### MATERIAL FOR THIS EXERCISE ###

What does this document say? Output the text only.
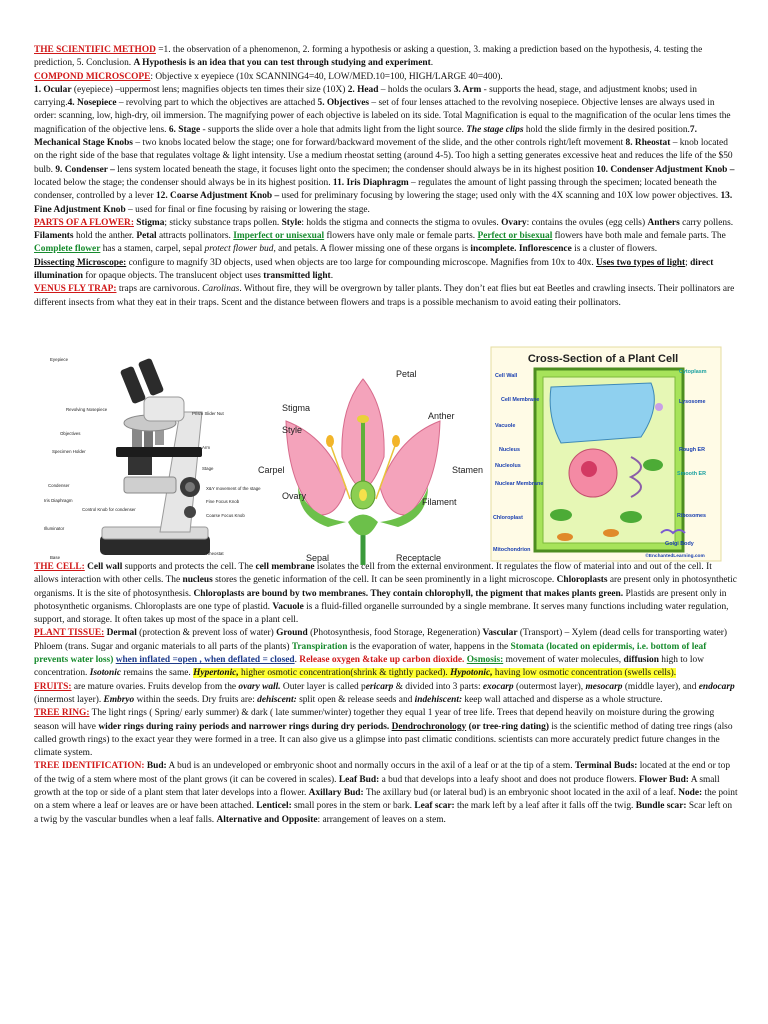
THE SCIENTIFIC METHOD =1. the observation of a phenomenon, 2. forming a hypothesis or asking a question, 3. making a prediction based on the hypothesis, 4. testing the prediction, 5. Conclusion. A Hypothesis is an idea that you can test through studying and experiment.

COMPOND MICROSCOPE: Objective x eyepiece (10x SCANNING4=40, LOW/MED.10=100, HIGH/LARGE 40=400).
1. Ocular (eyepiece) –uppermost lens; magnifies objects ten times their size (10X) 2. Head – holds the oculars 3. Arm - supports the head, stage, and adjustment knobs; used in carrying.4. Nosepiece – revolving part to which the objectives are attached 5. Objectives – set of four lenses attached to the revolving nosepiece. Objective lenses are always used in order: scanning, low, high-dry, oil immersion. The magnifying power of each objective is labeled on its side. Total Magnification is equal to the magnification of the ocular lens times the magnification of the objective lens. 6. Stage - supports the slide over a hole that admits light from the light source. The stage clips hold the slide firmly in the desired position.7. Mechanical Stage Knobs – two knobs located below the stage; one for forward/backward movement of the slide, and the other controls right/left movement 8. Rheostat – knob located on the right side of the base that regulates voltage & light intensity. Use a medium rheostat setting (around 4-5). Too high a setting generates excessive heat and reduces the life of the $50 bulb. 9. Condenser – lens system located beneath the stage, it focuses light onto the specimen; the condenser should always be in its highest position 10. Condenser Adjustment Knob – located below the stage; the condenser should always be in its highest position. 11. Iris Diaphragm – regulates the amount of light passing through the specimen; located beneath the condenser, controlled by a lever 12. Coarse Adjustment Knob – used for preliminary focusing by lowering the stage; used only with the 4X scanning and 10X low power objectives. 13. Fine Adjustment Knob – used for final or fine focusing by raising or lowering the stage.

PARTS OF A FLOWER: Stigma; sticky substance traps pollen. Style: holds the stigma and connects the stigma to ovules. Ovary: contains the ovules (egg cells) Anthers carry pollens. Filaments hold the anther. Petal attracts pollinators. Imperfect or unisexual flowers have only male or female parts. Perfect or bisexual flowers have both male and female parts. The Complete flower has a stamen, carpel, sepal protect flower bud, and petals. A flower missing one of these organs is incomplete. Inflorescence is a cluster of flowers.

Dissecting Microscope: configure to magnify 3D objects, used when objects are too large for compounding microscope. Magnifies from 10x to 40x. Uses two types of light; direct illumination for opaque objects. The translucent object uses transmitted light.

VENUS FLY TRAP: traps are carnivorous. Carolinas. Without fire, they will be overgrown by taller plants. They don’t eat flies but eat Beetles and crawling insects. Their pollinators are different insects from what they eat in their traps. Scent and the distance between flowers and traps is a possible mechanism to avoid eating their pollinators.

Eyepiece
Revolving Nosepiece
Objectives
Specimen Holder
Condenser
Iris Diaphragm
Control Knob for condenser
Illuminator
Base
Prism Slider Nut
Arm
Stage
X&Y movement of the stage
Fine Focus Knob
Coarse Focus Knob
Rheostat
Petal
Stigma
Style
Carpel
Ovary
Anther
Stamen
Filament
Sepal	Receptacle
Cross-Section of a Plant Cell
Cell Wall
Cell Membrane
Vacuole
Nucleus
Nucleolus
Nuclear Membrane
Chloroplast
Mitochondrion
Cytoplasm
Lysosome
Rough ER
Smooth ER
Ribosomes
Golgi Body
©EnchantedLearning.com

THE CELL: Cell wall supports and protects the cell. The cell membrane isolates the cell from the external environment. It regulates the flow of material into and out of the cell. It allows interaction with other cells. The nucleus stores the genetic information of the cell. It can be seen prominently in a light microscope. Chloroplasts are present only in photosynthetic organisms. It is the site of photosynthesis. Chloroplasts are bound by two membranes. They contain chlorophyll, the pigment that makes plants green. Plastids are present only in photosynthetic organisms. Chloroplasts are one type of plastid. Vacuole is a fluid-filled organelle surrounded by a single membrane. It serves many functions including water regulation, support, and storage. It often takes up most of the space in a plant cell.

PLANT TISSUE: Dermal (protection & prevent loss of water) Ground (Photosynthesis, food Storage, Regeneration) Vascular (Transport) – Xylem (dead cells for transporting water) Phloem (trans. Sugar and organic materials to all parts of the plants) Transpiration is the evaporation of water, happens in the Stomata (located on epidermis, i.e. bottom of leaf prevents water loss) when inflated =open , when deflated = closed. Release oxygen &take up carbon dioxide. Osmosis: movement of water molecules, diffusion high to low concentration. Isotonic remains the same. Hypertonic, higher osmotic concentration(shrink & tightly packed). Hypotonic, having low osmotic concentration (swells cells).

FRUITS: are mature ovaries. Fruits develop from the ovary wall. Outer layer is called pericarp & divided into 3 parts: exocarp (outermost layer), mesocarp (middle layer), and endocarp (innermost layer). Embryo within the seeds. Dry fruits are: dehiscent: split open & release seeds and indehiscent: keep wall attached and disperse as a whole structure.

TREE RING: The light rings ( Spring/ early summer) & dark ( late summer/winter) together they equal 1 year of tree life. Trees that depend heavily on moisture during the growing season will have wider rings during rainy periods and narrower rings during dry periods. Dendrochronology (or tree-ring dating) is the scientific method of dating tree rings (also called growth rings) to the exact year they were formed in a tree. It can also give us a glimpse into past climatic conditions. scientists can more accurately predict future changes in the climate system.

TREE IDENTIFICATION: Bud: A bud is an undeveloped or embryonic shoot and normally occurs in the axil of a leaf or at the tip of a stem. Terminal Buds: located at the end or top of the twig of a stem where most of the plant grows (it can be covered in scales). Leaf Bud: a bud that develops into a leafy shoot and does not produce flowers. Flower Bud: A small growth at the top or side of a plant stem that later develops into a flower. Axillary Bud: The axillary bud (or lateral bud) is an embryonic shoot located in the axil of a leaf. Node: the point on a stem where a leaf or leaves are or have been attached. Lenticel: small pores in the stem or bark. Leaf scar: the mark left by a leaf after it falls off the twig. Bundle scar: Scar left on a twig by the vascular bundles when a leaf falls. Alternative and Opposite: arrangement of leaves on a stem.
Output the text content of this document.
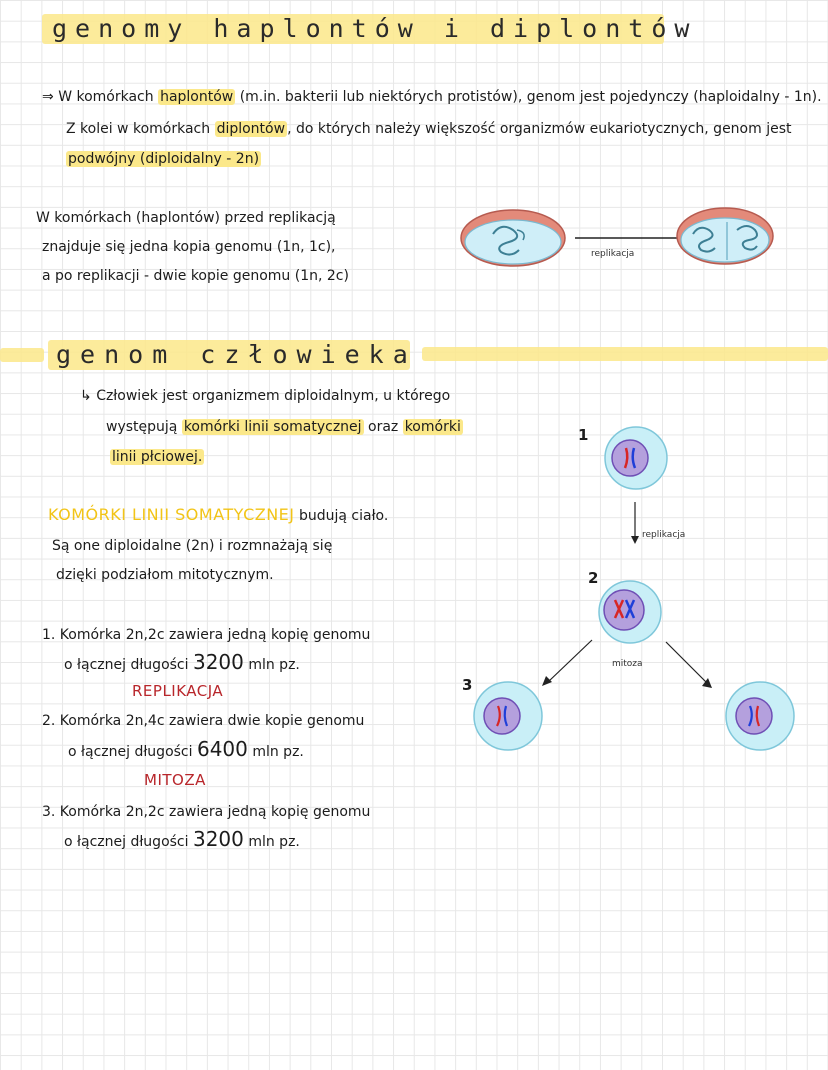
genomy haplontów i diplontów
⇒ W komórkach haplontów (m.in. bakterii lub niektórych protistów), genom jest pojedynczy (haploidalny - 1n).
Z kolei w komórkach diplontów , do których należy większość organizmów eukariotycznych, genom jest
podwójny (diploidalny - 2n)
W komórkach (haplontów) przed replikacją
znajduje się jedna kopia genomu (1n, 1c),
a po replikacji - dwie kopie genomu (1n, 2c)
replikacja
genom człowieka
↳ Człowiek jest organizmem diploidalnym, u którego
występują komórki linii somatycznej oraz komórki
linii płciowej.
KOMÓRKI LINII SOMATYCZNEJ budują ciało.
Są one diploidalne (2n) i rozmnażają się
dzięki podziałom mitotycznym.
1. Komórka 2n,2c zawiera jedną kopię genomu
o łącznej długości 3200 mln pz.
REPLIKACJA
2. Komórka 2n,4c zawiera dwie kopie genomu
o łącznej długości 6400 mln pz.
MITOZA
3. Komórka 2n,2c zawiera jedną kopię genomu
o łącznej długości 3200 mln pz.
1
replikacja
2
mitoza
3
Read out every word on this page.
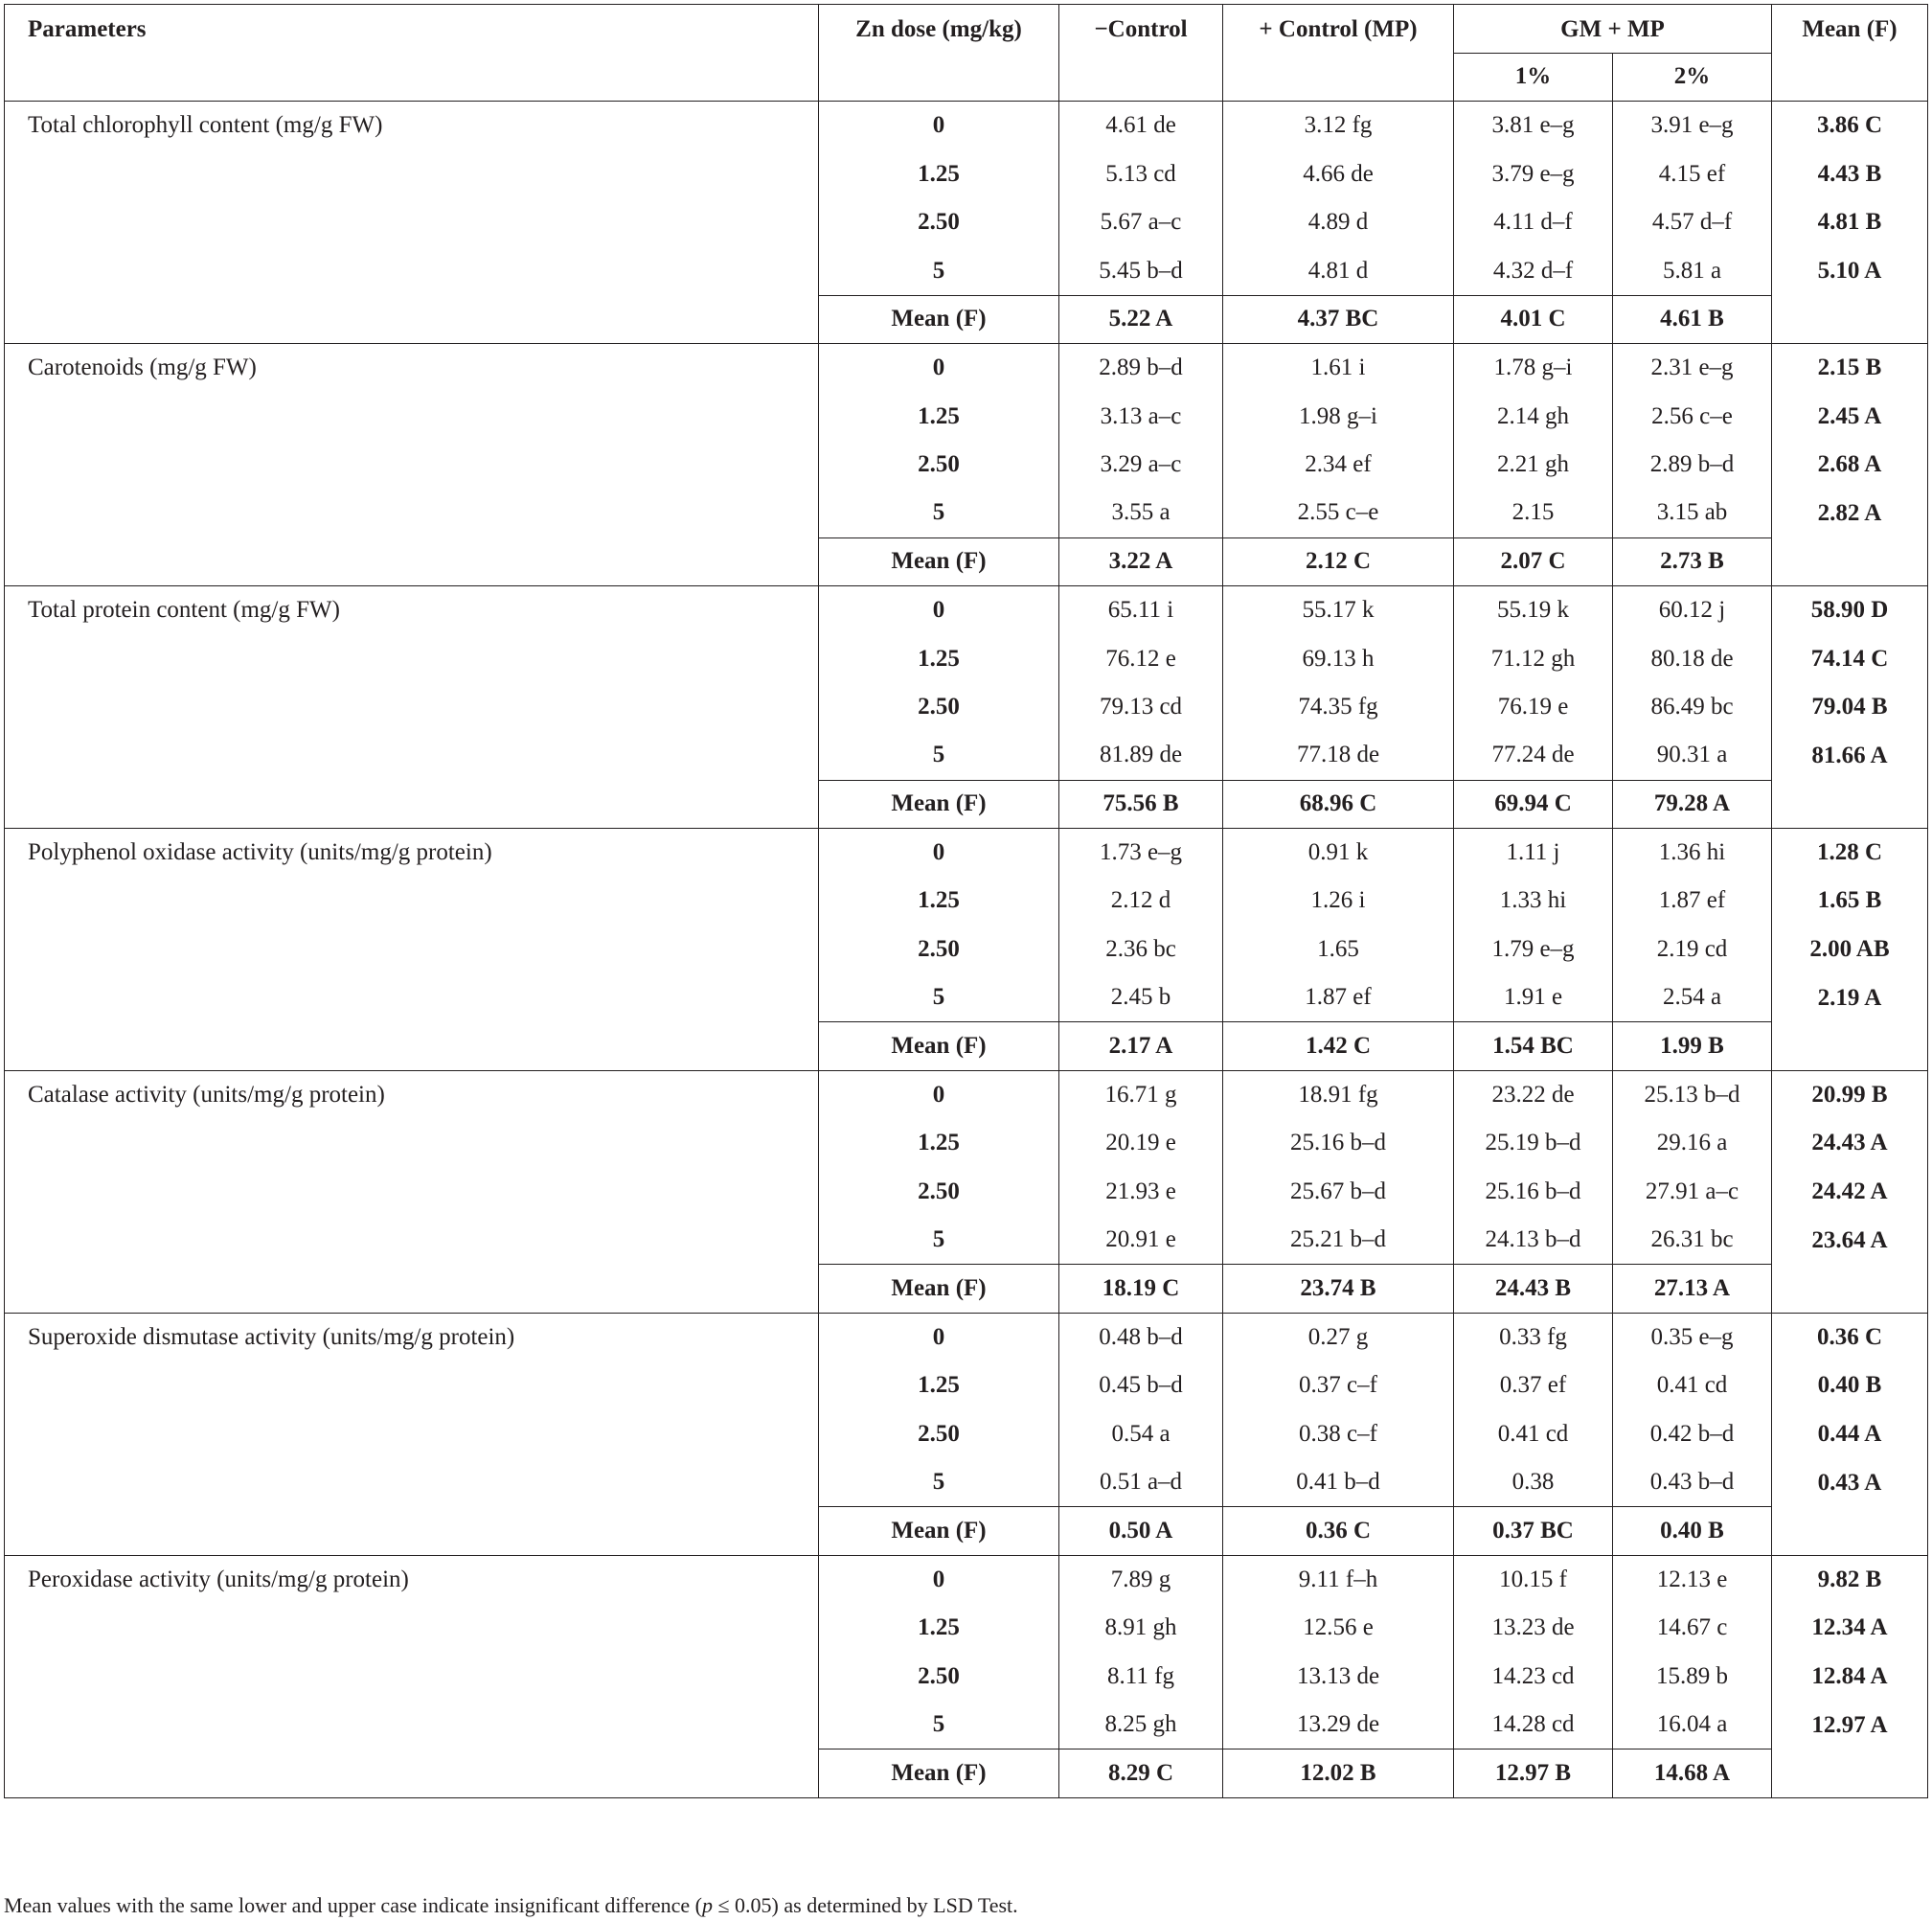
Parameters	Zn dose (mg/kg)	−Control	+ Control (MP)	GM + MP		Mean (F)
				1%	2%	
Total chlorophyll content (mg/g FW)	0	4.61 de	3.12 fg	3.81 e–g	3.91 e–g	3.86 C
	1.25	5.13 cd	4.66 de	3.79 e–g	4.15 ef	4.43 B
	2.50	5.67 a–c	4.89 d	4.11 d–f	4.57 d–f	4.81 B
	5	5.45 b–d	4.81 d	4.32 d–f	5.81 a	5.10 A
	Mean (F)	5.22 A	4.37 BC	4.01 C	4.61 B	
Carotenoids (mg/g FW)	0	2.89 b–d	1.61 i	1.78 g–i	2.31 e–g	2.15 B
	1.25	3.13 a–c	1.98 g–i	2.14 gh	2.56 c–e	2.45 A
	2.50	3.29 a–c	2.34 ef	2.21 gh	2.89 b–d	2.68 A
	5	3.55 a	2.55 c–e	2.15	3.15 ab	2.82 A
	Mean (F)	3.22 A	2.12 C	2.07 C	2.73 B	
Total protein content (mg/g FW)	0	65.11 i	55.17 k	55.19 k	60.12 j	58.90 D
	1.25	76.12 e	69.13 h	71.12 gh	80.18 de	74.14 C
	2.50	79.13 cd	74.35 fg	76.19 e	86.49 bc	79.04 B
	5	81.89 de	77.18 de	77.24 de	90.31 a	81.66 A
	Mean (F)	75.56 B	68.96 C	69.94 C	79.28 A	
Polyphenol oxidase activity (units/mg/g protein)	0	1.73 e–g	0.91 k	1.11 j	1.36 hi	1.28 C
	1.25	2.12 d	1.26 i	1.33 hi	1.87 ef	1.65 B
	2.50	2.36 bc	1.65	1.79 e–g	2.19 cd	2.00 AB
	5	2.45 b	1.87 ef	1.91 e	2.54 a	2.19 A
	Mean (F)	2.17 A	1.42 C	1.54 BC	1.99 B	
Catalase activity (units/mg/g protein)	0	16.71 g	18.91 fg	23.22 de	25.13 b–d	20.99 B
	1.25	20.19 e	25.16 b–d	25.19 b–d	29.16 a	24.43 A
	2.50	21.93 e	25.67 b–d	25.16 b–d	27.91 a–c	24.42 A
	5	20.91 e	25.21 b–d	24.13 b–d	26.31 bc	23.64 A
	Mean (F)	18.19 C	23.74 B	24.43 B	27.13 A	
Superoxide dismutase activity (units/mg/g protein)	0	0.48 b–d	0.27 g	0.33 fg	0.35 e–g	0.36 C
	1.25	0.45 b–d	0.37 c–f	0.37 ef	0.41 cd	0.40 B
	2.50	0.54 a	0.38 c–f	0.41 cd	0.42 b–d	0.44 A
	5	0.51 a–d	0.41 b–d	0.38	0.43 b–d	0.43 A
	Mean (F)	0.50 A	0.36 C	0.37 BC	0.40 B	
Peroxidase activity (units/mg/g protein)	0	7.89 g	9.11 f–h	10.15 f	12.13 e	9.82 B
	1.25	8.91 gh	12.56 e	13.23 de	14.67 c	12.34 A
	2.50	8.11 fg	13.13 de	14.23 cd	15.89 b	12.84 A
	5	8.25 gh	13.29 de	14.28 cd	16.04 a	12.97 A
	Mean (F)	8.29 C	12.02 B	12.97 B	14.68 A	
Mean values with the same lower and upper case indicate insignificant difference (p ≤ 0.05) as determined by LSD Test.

###

§ **TO DO**:
Please filter the data down to the lines containing the word "text".

§ **RESPONSE BOX**:
What does this document say? Output the text only.
Output the text content of this document.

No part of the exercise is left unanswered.